» Testo riportato
★ ★ ★ ★ ★

Pressione fiscale, renmimbi e burocrazia: la Cina sta diventando sempre più cara
Aumento dei costi di mantenimento e di gestione che vale in particolare per alcuni tipi di strutture, quali l'ufficio di rappresentanza, molto utilizzato tra le Pmi proprio per le attività di assistenza al sourcing, controllo qualità e ricerca clienti. Dai primi mesi del 2009 in avanti, infatti, questo tipo di veicolo ha sofferto un accanimento da parte delle diverse autorità per scoraggiarne l'utilizzo. Il proliferare di questi veicoli d'investimento negli ultimi vent'anni, e il loro uso a volte improprio, ha spinto le autorità locali a rafforzare i controlli, a discapito delle tante Pmi oneste.
Gli uffici di rappresentanza in Cina non necessitano di capitale a garanzia ma, in quanto semplici centri di costo con mansioni di mera assistenza, senza la possibilità di fatturare direttamente, sono semplicemente finanziati dalla casa madre in base alle necessità della gestione quotidiana. Se l'attività in questione consiste nella gestione di due o tre impiegati locali, di un manager straniero con contratto locale, e una spesa totale tra sei e diecimila euro mensili, l'ufficio di rappresentanza rimane la struttura più leggera ed economica per operare in Cina. Questo malgrado gli aumenti della pressione fiscale per tali soggetti, dall'8,6% a quasi il 12% sul totale dei costi mensili e al moltiplicarsi della burocrazia richiesta per rinnovi di licenza e revisioni fiscali, obbligatori per mantenersi in regola. I più colpiti sono stati gli uffici di rappresentanza di quelle realtà produttive che fino alla riforma di cui sopra godevano addirittura di un esonero dell'imposta. Se a questo aggiungiamo il rafforzamento del renminbi sull'euro negli ultimi 10 mesi, possiamo stimare un incremento negli ultimi tre anni del 40-50% dei costi operativi annui.
Alcune aziende, soprattutto quelle con attività in espansione o che devono sostenere costi relativamente alti, hanno profittato di questi cambiamenti per ristrutturarsi, registrando una vera e propria filiale in territorio cinese che permette di scaricare i costi ed essere tassati solo sugli utili. La registrazione di società in Cina rimane comunque complessa, sebbene i requisiti di capitale minimo siano relativamente bassi, tra i 500mila yuan e il milione, per società con licenza di import-export e vendita sul territorio cinese. Il mantenimento di tale struttura implica inoltre la presenza di personale manageriale e di un continuo confronto con autorità quali dogane, uffici imposte e dipartimento per la sicurezza.

★ ★ ★ ★ ★

» Materiale estratto
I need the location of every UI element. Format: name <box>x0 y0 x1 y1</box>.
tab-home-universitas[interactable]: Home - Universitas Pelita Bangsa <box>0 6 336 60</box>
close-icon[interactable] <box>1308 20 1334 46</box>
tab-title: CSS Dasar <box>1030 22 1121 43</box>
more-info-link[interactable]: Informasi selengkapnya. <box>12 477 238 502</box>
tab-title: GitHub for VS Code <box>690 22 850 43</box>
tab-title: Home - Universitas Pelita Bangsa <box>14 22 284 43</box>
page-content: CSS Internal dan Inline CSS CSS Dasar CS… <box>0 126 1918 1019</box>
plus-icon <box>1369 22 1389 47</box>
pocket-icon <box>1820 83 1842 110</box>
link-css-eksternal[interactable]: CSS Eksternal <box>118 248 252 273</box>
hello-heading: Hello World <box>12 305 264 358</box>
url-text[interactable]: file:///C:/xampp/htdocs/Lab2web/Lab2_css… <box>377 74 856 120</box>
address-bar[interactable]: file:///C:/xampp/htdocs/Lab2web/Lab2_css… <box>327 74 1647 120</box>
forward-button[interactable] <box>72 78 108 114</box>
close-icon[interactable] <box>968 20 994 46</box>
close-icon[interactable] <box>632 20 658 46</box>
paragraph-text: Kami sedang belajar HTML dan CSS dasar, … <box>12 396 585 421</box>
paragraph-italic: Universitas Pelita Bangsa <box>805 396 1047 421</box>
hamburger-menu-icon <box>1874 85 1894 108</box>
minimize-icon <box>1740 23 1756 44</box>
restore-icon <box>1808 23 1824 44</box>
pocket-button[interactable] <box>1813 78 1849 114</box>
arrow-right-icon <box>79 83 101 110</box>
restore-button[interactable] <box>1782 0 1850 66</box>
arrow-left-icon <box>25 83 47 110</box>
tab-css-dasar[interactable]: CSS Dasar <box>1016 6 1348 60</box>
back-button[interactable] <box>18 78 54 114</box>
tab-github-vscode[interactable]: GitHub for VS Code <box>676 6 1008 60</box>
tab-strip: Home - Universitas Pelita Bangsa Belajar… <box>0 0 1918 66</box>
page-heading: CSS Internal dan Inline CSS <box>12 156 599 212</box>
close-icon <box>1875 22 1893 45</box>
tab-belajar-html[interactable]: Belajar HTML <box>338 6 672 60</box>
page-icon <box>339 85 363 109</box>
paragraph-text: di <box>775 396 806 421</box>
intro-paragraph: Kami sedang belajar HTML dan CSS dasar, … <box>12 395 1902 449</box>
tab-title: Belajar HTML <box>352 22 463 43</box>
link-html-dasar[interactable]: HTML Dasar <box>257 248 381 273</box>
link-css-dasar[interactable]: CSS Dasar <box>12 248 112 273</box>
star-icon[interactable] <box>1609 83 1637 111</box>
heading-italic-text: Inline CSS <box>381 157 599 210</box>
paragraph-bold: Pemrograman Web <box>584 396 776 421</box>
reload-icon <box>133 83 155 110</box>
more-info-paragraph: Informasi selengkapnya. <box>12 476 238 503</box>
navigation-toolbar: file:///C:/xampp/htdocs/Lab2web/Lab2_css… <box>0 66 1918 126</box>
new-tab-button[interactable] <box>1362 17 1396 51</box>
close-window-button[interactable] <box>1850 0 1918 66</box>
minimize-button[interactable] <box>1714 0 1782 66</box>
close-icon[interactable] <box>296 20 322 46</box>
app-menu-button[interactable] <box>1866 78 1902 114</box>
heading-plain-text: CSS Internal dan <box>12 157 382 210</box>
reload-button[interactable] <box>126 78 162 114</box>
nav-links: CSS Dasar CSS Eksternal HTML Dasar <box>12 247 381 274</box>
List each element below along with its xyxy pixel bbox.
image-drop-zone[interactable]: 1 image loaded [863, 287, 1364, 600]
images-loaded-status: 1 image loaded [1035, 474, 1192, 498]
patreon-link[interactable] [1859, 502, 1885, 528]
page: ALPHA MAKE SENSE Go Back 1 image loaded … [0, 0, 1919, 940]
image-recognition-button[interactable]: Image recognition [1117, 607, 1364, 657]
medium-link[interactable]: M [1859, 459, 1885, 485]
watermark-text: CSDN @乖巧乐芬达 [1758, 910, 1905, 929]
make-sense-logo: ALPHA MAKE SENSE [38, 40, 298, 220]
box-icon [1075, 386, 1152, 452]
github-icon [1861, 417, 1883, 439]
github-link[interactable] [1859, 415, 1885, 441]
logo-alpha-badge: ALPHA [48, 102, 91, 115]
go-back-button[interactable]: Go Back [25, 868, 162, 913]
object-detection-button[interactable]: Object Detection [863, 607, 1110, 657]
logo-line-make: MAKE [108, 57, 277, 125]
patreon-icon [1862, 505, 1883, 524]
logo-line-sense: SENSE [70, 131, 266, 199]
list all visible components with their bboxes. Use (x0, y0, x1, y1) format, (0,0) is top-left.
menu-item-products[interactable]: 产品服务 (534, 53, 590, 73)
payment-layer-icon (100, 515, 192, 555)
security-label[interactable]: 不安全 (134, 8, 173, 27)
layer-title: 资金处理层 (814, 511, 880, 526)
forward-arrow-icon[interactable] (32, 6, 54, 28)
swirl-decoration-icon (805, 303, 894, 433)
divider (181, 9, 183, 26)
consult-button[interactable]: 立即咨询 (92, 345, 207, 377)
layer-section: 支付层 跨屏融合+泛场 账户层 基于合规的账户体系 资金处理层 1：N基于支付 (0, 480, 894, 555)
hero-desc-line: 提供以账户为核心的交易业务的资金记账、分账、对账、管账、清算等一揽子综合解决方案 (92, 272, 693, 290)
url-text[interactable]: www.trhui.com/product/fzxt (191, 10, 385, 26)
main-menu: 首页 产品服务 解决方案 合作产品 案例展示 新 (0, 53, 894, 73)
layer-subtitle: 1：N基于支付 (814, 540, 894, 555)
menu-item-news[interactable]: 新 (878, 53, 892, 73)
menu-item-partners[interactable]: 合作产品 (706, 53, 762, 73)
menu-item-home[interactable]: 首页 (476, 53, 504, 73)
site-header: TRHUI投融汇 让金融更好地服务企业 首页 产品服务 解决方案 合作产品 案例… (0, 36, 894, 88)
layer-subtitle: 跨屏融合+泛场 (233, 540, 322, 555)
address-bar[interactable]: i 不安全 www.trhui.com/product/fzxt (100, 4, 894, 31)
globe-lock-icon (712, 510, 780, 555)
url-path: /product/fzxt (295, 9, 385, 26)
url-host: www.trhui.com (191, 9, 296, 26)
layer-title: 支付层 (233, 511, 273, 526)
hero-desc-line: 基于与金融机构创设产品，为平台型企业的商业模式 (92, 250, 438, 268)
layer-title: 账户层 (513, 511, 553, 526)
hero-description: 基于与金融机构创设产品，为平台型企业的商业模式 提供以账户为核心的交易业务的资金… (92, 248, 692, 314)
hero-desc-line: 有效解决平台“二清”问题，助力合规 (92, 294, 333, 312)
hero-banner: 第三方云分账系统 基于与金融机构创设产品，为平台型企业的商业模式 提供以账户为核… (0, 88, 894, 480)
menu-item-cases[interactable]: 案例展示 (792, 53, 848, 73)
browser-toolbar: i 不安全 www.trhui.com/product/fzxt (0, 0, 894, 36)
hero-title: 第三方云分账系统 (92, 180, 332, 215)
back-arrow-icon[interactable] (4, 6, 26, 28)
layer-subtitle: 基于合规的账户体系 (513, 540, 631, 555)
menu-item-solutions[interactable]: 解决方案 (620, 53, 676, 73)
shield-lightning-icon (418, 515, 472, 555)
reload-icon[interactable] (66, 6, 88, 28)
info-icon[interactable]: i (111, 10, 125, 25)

★ ★ ★ ★ ★

» Cosa fare
Estrai parola per parola dal testo sui costi di gestione in Cina il passo che va da "Pressione fiscale, renmimbi" fino a "tante Pmi oneste." compreso.

» Risposta all'esercizio
Pressione fiscale, renmimbi e burocrazia: la Cina sta diventando sempre più cara
Aumento dei costi di mantenimento e di gestione che vale in particolare per alcuni tipi di strutture, quali l'ufficio di rappresentanza, molto utilizzato tra le Pmi proprio per le attività di assistenza al sourcing, controllo qualità e ricerca clienti. Dai primi mesi del 2009 in avanti, infatti, questo tipo di veicolo ha sofferto un accanimento da parte delle diverse autorità per scoraggiarne l'utilizzo. Il proliferare di questi veicoli d'investimento negli ultimi vent'anni, e il loro uso a volte improprio, ha spinto le autorità locali a rafforzare i controlli, a discapito delle tante Pmi oneste.